Data to process:
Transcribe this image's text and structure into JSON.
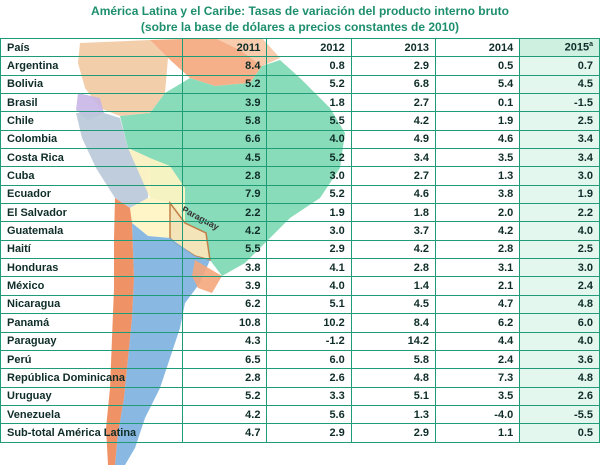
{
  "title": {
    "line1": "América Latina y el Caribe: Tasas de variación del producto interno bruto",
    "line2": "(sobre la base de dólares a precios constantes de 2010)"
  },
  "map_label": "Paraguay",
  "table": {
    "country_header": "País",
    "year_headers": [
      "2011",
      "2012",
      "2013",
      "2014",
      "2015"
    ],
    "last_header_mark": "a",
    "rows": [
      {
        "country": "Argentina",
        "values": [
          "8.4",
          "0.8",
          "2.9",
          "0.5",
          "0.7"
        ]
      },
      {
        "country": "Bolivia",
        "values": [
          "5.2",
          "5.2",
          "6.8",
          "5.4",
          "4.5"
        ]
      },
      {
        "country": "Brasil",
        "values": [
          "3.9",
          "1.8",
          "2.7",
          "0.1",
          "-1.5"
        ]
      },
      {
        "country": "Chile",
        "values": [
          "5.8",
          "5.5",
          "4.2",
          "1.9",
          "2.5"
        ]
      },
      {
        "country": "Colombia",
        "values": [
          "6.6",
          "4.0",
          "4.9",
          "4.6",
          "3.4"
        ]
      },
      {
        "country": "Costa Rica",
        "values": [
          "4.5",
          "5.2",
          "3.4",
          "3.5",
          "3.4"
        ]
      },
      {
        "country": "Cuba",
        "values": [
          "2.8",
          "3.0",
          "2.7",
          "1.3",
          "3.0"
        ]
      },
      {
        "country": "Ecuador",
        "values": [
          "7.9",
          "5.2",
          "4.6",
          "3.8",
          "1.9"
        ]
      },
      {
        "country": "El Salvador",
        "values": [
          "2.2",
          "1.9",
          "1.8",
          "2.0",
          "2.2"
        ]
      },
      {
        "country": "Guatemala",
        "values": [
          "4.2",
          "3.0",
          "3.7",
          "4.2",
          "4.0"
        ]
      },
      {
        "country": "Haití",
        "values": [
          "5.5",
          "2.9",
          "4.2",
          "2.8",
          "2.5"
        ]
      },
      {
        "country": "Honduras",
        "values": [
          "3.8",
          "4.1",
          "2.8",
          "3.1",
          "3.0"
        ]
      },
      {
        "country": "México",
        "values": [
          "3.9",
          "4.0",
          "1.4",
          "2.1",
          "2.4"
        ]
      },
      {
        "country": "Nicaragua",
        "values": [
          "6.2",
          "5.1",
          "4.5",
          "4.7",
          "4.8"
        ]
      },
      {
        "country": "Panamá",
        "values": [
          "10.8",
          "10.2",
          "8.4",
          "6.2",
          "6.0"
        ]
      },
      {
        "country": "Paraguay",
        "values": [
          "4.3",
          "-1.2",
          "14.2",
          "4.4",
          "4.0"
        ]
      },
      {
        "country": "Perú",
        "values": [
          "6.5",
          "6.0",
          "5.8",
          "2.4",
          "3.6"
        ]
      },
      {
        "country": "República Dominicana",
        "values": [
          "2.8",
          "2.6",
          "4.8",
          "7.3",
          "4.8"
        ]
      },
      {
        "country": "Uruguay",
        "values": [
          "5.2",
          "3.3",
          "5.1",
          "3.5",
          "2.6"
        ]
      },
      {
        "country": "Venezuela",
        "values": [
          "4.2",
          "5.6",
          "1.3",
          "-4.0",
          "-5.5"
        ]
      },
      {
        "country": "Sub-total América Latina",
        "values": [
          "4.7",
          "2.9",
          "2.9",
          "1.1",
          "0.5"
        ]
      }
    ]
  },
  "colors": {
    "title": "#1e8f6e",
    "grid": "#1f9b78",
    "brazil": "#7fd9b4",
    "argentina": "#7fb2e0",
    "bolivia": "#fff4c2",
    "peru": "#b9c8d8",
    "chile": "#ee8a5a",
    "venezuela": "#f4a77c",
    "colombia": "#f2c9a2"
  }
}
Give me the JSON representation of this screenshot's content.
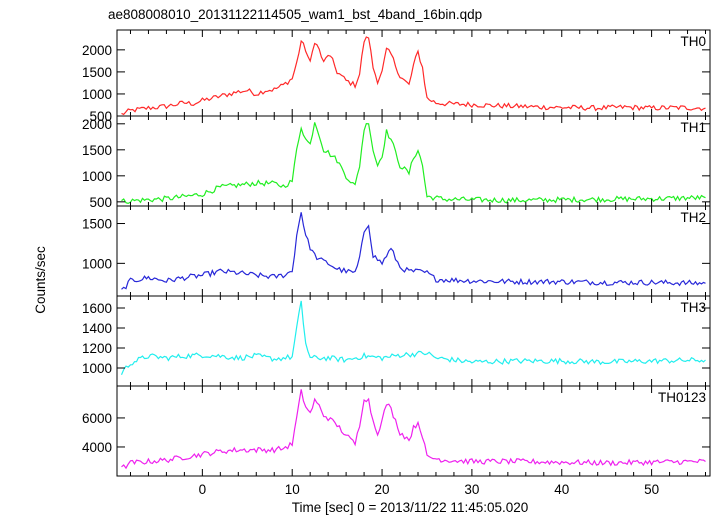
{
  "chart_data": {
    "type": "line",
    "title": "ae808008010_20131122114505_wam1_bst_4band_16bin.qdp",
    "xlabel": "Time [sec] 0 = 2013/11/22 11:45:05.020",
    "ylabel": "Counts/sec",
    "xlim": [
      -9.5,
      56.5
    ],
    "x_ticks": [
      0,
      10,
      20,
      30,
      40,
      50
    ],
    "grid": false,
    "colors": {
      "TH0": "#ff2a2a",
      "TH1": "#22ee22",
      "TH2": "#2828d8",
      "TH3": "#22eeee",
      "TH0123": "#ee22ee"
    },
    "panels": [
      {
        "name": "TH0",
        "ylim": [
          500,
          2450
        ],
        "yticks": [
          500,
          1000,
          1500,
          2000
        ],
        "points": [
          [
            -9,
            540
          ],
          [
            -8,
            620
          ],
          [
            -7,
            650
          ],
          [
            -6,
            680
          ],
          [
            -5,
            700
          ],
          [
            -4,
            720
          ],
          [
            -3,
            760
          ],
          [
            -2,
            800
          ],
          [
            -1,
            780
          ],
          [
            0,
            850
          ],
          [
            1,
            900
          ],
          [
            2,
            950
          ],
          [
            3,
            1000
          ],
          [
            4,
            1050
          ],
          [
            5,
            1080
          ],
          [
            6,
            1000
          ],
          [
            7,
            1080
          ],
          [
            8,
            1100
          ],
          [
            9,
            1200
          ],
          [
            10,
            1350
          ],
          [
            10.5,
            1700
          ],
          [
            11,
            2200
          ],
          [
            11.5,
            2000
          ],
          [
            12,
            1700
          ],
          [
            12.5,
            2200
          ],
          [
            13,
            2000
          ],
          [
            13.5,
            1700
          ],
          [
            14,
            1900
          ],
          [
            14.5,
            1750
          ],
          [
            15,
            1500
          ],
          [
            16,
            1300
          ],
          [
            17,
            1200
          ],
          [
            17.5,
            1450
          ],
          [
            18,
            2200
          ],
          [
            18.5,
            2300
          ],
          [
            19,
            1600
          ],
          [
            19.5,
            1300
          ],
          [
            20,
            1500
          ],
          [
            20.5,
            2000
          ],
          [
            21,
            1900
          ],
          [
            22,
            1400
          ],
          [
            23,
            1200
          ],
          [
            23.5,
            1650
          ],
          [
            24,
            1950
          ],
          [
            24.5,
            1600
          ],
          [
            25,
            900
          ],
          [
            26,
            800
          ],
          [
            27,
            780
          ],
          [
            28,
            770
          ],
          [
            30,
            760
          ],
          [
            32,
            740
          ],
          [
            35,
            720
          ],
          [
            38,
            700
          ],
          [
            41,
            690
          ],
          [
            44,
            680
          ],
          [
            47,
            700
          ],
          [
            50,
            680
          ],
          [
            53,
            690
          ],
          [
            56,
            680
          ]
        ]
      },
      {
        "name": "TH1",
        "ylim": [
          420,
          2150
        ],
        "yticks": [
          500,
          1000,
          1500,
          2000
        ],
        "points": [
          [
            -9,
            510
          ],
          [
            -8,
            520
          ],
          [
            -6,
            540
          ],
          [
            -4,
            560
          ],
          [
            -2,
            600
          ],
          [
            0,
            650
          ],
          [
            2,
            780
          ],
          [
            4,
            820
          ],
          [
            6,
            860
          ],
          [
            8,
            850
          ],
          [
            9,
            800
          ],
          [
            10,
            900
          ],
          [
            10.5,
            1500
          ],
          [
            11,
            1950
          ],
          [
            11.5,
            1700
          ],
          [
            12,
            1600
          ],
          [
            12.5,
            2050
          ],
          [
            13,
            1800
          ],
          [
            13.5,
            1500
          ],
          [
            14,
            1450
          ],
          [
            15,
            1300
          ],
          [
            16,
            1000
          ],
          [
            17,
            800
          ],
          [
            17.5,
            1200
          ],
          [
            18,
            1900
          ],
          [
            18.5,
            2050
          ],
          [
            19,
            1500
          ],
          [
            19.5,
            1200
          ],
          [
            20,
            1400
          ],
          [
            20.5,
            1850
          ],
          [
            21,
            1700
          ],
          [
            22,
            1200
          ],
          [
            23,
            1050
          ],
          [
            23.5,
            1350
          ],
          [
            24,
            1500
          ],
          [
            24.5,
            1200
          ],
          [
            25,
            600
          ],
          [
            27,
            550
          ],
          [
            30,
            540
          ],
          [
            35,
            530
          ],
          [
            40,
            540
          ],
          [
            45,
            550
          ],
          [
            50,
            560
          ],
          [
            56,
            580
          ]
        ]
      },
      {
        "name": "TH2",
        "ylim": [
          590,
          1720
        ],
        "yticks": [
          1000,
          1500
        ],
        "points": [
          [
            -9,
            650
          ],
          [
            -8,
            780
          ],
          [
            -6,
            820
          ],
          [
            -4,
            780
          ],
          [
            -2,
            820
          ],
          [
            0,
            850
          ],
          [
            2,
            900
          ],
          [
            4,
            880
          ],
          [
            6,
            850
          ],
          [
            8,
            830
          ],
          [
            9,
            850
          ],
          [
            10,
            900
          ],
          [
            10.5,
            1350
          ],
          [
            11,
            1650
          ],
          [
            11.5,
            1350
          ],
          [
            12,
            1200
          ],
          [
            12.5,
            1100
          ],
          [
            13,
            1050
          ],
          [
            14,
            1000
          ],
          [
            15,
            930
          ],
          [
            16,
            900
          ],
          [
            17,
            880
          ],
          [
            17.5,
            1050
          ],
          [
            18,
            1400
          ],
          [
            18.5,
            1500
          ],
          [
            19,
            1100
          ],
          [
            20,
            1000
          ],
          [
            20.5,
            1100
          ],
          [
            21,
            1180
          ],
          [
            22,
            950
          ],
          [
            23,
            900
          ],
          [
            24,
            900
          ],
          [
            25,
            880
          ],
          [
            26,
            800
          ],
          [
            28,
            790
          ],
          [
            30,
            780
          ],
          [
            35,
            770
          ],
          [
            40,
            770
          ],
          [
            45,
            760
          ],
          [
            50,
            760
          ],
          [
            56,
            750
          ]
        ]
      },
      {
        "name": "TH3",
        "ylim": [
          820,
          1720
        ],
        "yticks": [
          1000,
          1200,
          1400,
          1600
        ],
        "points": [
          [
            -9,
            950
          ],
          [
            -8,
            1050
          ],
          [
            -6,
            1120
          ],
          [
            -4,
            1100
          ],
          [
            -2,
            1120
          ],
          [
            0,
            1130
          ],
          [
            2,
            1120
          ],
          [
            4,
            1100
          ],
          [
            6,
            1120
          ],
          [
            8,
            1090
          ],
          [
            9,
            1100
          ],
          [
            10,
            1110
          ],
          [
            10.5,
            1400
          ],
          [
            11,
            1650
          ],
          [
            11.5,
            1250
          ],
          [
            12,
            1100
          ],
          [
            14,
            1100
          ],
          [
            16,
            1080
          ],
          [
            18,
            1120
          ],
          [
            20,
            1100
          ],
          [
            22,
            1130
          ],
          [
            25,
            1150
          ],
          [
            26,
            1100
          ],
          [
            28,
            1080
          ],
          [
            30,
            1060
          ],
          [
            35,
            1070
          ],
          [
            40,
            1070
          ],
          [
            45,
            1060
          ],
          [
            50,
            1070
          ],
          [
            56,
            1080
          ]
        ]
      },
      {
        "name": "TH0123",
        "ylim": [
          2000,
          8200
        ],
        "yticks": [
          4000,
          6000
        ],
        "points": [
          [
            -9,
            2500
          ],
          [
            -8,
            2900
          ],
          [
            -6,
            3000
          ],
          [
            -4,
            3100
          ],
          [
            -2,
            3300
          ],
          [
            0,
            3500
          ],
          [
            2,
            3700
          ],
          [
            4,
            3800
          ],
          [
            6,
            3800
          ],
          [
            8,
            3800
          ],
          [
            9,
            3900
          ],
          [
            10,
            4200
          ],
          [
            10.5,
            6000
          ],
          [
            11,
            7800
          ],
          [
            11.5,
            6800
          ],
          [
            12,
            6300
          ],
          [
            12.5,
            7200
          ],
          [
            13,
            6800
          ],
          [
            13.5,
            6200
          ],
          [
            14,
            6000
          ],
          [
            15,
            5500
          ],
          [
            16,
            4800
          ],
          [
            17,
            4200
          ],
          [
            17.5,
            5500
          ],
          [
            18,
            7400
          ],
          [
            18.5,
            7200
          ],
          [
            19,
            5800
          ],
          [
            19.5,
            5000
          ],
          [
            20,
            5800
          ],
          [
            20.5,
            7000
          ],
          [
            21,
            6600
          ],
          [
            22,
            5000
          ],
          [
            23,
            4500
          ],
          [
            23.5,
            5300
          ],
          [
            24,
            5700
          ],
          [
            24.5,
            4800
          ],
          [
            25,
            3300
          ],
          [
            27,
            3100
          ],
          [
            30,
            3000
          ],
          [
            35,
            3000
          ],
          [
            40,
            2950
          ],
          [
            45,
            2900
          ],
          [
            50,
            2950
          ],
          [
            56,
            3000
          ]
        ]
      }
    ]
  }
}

Work instructions:
Copy each line of the listing that includes "title".

The answer:
  "title": {
    "title": "#1e8f6e",
    "title": "ae808008010_20131122114505_wam1_bst_4band_16bin.qdp",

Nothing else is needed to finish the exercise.